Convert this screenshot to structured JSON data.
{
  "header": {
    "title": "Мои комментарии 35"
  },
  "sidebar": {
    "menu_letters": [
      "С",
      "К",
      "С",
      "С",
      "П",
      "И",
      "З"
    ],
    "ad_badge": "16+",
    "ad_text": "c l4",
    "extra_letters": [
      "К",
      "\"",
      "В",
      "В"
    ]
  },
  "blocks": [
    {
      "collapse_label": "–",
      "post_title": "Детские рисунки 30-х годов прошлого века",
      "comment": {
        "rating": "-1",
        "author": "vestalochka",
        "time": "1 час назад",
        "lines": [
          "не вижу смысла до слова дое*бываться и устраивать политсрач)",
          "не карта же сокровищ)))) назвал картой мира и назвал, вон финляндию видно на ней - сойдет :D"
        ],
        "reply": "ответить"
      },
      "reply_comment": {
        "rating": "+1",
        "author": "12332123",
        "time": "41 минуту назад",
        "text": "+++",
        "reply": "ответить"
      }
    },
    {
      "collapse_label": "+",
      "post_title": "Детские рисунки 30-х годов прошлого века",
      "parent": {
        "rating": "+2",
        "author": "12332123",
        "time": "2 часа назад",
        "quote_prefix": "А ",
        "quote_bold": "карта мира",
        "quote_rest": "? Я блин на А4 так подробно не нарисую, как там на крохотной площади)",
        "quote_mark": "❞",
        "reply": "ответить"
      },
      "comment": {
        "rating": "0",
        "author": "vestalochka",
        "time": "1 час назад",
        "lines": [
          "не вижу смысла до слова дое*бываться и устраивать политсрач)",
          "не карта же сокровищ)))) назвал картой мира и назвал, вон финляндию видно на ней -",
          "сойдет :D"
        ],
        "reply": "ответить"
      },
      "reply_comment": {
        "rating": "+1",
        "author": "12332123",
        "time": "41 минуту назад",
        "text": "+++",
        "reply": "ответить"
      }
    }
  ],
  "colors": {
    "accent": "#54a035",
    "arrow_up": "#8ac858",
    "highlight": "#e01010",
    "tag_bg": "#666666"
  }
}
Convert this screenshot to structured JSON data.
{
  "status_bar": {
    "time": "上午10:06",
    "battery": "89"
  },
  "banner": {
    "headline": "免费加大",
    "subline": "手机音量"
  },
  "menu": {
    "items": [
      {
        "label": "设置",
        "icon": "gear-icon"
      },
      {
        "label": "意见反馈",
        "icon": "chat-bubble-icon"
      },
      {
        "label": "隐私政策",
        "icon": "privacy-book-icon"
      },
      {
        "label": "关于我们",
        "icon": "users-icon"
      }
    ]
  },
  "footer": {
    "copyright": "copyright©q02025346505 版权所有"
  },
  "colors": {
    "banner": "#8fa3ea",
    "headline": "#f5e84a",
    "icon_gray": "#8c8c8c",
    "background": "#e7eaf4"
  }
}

#### Written request
From the data, pick out every line that includes "мира".

#### Written response
          "не карта же сокровищ)))) назвал картой мира и назвал, вон финляндию видно на ней - сойдет :D"
        "quote_bold": "карта мира",
          "не карта же сокровищ)))) назвал картой мира и назвал, вон финляндию видно на ней -",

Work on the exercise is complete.